**What the exercise asks:**
Write out each line beneath this one exactly as it reads.
[BEGIN Exercise material]
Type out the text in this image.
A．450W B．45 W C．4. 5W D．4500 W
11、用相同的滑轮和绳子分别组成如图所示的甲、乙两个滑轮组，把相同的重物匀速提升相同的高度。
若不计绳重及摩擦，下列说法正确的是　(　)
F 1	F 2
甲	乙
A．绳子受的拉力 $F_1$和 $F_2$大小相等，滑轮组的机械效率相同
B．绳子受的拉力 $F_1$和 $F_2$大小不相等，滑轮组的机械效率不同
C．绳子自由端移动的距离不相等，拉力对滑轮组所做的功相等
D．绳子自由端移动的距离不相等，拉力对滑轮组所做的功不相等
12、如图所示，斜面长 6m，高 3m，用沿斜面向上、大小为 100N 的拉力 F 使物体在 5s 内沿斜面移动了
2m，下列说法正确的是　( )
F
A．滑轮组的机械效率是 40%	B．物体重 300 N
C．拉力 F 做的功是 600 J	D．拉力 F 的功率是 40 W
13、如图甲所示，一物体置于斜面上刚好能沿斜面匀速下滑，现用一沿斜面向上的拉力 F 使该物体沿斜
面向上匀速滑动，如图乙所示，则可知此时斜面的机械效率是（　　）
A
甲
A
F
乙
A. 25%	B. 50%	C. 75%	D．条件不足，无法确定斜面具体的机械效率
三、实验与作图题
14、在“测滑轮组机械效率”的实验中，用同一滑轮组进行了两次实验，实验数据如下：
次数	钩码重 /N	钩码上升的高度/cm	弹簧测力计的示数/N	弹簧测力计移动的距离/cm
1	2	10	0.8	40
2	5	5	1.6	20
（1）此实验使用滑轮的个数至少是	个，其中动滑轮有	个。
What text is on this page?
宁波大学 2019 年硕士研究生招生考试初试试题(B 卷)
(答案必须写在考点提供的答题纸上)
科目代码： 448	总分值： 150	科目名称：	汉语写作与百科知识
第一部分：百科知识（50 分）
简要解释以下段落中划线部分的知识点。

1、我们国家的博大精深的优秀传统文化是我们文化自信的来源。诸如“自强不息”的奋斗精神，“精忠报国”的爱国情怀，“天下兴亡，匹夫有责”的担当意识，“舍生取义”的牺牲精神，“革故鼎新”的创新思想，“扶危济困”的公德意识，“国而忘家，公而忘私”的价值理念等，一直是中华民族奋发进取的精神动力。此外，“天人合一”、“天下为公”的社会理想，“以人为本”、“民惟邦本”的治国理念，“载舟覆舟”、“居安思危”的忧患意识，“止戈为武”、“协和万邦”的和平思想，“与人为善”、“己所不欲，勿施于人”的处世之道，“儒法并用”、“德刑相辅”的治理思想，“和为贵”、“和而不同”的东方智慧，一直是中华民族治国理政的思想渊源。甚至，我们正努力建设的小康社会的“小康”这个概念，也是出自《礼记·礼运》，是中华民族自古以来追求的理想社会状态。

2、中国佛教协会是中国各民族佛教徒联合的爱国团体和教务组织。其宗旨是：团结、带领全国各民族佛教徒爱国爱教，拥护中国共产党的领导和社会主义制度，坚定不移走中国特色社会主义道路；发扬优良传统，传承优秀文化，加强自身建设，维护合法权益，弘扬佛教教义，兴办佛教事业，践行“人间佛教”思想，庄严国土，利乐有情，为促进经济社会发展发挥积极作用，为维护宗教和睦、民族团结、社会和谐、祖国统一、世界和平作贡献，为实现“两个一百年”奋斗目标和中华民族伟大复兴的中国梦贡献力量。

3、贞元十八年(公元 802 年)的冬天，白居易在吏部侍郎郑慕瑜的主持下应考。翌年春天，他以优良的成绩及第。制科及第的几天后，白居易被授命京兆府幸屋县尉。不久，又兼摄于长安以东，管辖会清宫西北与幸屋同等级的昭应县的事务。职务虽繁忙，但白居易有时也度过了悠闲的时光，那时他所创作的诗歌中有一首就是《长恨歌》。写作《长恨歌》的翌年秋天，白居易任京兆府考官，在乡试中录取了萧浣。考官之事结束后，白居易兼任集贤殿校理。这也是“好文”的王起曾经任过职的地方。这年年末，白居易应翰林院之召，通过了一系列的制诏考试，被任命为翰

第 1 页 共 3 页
[END Exercise material]
**Reply to the task:**
Type out the text in this image.
A．450W B．45 W C．4. 5W D．4500 W
11、用相同的滑轮和绳子分别组成如图所示的甲、乙两个滑轮组，把相同的重物匀速提升相同的高度。
若不计绳重及摩擦，下列说法正确的是　(　)
F 1	F 2
甲	乙
A．绳子受的拉力 $F_1$和 $F_2$大小相等，滑轮组的机械效率相同
B．绳子受的拉力 $F_1$和 $F_2$大小不相等，滑轮组的机械效率不同
C．绳子自由端移动的距离不相等，拉力对滑轮组所做的功相等
D．绳子自由端移动的距离不相等，拉力对滑轮组所做的功不相等
12、如图所示，斜面长 6m，高 3m，用沿斜面向上、大小为 100N 的拉力 F 使物体在 5s 内沿斜面移动了
2m，下列说法正确的是　( )
F
A．滑轮组的机械效率是 40%	B．物体重 300 N
C．拉力 F 做的功是 600 J	D．拉力 F 的功率是 40 W
13、如图甲所示，一物体置于斜面上刚好能沿斜面匀速下滑，现用一沿斜面向上的拉力 F 使该物体沿斜
面向上匀速滑动，如图乙所示，则可知此时斜面的机械效率是（　　）
A
甲
A
F
乙
A. 25%	B. 50%	C. 75%	D．条件不足，无法确定斜面具体的机械效率
三、实验与作图题
14、在“测滑轮组机械效率”的实验中，用同一滑轮组进行了两次实验，实验数据如下：
次数	钩码重 /N	钩码上升的高度/cm	弹簧测力计的示数/N	弹簧测力计移动的距离/cm
1	2	10	0.8	40
2	5	5	1.6	20
（1）此实验使用滑轮的个数至少是	个，其中动滑轮有	个。
What text is on this page?
宁波大学 2019 年硕士研究生招生考试初试试题(B 卷)
(答案必须写在考点提供的答题纸上)
科目代码： 448	总分值： 150	科目名称：	汉语写作与百科知识
第一部分：百科知识（50 分）
简要解释以下段落中划线部分的知识点。

1、我们国家的博大精深的优秀传统文化是我们文化自信的来源。诸如“自强不息”的奋斗精神，“精忠报国”的爱国情怀，“天下兴亡，匹夫有责”的担当意识，“舍生取义”的牺牲精神，“革故鼎新”的创新思想，“扶危济困”的公德意识，“国而忘家，公而忘私”的价值理念等，一直是中华民族奋发进取的精神动力。此外，“天人合一”、“天下为公”的社会理想，“以人为本”、“民惟邦本”的治国理念，“载舟覆舟”、“居安思危”的忧患意识，“止戈为武”、“协和万邦”的和平思想，“与人为善”、“己所不欲，勿施于人”的处世之道，“儒法并用”、“德刑相辅”的治理思想，“和为贵”、“和而不同”的东方智慧，一直是中华民族治国理政的思想渊源。甚至，我们正努力建设的小康社会的“小康”这个概念，也是出自《礼记·礼运》，是中华民族自古以来追求的理想社会状态。

2、中国佛教协会是中国各民族佛教徒联合的爱国团体和教务组织。其宗旨是：团结、带领全国各民族佛教徒爱国爱教，拥护中国共产党的领导和社会主义制度，坚定不移走中国特色社会主义道路；发扬优良传统，传承优秀文化，加强自身建设，维护合法权益，弘扬佛教教义，兴办佛教事业，践行“人间佛教”思想，庄严国土，利乐有情，为促进经济社会发展发挥积极作用，为维护宗教和睦、民族团结、社会和谐、祖国统一、世界和平作贡献，为实现“两个一百年”奋斗目标和中华民族伟大复兴的中国梦贡献力量。

3、贞元十八年(公元 802 年)的冬天，白居易在吏部侍郎郑慕瑜的主持下应考。翌年春天，他以优良的成绩及第。制科及第的几天后，白居易被授命京兆府幸屋县尉。不久，又兼摄于长安以东，管辖会清宫西北与幸屋同等级的昭应县的事务。职务虽繁忙，但白居易有时也度过了悠闲的时光，那时他所创作的诗歌中有一首就是《长恨歌》。写作《长恨歌》的翌年秋天，白居易任京兆府考官，在乡试中录取了萧浣。考官之事结束后，白居易兼任集贤殿校理。这也是“好文”的王起曾经任过职的地方。这年年末，白居易应翰林院之召，通过了一系列的制诏考试，被任命为翰

第 1 页 共 3 页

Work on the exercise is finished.